- [Excerpt provided]
------------------------------------------------

Age Window in Marriage

Because it looks bad if there is a big age difference. People will talk behind your backs which will give them hell.
 
I think the younger the sister, the bigger deal it is about age?

Is that a fair trend to put forward?
 
Because it looks bad if there is a big age difference. People will talk behind your backs which will give them hell.

How big do you mean? My dad is 6 years older than my mum... which is, you could say, a considerable gap. I think it was just a more accepted thing back then than it is today... dunno why.
 
I get the reasoning..but it doesn't really make sense to me. What happens when you consider a brother and he's good, mature, pious and all things desirable, only to find out he's like 3 years younger? Would you loose that feeling of being protected?

Hmm...Well if the brother was all those above and only 3 years younger, then id re-think it
but if there was a big age differance, say 10 years then I think I would lose the feeling of feeling protected.
I don't really understand it either, I think its just something that sisters would just prefer
 
Can you tell me as a sister how exactly would you define maturity in a brother?

His brains to be able to know when something is appropriate and when it is not.

he's gotta be way mature than the women.

But really if u have fallen in love with someone no matter how old he is. younger or older than u. u would still want that person no matter what....
 
:sl:

I would prefer the brother to be same age or older, and thats just a preference.
If the brother is pious, compatible, mature and what all i'm looking for and anything between 3 years younger or 5 years older max ,i'd consider.
Maturity and compatibility i think are main aspects when considering partners older or younger. The man i think has to be more 'mature' than the woman as such.
 
I think the younger the sister, the bigger deal it is about age?

Is that a fair trend to put forward?

Generally, I'd say it is. There are always exceptions. I personally think that if a sister makes her decision based on only age, then that itself shows that she lacks maturity.

Hmm...Well if the brother was all those above and only 3 years younger, then id re-think it
but if there was a big age differance, say 10 years then I think I would lose the feeling of feeling protected.
I don't really understand it either, I think its just something that sisters would just prefer

I agree that 10 years younger is probably too much, especially in our time.

His brains to be able to know when something is appropriate and when it is not.

he's gotta be way mature than the women.

Is that really it? Just knowing what's appropriate and what isn't? That really doesn't come with age as much as it does with the environment a person grows up in. I was expecting something along the lines of patience, being able to deal with womanly issues, not stubborn, open to compromising etc.

But really if u have fallen in love with someone no matter how old he is. younger or older than u. u would still want that person no matter what....
Well of course, I agree with that.
 
But not for the money. I read in a newspaper that a 36 year old married a billion dollar 86 year old. The husband died after 6 months and the women was free to marry anyone & got the money as well.
 
Is that really it? Just knowing what's appropriate and what isn't? That really doesn't come with age as much as it does with the environment a person grows up in. I was expecting something along the lines of patience, being able to deal with womanly issues, not stubborn, open to compromising etc.

------------------------------------------------

- [Listing]
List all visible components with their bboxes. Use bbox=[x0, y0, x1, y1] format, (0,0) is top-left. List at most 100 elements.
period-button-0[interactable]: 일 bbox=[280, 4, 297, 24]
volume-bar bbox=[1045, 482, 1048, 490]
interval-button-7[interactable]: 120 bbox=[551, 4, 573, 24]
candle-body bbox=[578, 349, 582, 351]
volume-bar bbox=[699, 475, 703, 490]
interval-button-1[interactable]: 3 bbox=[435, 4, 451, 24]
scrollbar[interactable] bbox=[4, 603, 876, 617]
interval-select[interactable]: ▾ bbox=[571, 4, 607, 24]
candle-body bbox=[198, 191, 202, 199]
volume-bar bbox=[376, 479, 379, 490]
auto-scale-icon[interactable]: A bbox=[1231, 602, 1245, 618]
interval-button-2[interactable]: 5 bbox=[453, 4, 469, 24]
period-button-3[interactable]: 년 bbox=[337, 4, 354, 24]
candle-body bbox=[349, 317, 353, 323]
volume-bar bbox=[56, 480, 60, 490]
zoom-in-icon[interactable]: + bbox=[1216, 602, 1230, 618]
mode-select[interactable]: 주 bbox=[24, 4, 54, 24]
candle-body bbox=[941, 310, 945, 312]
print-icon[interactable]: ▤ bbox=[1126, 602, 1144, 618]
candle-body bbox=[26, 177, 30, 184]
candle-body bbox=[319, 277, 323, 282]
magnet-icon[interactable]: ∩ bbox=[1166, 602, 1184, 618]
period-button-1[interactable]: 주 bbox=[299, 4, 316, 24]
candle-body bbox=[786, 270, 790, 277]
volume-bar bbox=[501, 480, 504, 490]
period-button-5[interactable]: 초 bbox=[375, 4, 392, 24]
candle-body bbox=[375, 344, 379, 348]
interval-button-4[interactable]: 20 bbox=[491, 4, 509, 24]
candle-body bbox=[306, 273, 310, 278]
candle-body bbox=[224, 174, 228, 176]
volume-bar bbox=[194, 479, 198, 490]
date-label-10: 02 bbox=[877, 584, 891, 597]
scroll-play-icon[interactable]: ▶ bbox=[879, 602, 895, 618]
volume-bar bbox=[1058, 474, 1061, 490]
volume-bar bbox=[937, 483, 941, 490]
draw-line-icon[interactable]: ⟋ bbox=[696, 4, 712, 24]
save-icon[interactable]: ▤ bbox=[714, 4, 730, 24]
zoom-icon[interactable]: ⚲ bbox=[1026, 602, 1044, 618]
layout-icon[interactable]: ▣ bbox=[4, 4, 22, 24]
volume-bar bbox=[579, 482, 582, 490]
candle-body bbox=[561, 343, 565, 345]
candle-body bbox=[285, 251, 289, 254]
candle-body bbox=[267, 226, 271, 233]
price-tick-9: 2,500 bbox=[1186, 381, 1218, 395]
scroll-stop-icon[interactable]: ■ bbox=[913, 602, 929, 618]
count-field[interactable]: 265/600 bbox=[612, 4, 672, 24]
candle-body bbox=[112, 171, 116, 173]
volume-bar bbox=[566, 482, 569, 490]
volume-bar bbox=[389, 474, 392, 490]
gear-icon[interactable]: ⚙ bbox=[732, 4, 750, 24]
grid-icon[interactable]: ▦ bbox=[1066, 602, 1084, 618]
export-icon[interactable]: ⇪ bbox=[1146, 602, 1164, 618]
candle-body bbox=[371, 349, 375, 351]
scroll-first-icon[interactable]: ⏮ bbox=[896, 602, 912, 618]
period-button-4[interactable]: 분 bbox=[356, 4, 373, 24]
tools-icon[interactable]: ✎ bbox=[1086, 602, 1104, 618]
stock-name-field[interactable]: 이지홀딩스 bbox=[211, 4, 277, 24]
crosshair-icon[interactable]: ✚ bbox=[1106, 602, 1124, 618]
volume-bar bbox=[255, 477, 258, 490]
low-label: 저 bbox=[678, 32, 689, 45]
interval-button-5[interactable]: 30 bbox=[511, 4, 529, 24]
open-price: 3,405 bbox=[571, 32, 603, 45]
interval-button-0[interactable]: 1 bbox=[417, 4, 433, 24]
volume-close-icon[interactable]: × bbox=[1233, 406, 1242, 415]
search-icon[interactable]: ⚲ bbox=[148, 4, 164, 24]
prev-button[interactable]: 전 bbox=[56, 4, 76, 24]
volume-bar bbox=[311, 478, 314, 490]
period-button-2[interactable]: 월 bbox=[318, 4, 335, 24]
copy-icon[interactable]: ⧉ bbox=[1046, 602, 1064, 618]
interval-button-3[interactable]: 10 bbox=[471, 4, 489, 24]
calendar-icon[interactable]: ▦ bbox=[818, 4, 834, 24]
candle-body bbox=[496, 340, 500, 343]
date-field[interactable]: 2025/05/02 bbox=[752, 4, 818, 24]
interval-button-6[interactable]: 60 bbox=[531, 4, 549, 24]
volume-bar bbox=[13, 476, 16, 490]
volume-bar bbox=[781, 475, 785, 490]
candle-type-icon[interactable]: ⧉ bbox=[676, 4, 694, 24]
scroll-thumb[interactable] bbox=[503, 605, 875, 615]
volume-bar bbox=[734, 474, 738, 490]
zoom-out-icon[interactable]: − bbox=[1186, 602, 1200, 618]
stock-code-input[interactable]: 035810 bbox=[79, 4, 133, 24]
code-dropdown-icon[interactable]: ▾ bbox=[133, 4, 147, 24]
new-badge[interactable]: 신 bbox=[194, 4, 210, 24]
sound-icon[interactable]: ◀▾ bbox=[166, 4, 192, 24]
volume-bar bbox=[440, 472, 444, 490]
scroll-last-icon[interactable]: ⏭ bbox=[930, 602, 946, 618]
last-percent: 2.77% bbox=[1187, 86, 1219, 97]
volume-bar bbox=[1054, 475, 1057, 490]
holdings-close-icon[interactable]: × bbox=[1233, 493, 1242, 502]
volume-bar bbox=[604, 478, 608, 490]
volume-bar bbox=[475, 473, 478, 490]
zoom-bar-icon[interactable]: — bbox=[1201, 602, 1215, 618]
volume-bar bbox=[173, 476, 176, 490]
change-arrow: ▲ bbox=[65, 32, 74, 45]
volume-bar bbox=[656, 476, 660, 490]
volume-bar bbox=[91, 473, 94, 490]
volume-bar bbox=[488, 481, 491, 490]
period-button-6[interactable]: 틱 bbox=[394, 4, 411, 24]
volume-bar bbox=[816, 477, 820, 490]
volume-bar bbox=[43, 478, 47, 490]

------------------------------------------------

- [Requests]
• 1. Answer these from the forum thread on age gaps in marriage:
(a) How many years older than the mum is the dad that one poster mentions?
(b) What age range would the poster who prefers a brother of the same age or older still consider?
(c) In the newspaper story one poster recalls, how long after the marriage did the husband die?
• 2. Pick up the forum thread on age gaps in marriage and continue it from its last post.

- [Results by task]
• 1.
(a) 6 years older.
(b) Anything between 3 years younger and 5 years older at most.
(c) After 6 months.

• 2.
Nope not really. Theres more but i didnt really wanted to mention them here in main. nvm. all those are included.
but heres some list again.

When he truly knows the difference between right and wrong without having to be told,to be able to deal with children, to be albe to spend his money and things needed. i.e not waste it, someone who would/could take responsiblity, to be able to like a man in front of everyone including his wife 1.e not someone who would listen to his wife with watever she wants lol.,knowing what's appropriate and what isn't,patience, being able to deal with womanly issues, not stubborn, open to compromising,

list could go on.
 
I get the reasoning..but it doesn't really make sense to me. What happens when you consider a brother and he's good, mature, pious and all things desirable, only to find out he's like 3 years younger? Would you loose that feeling of being protected?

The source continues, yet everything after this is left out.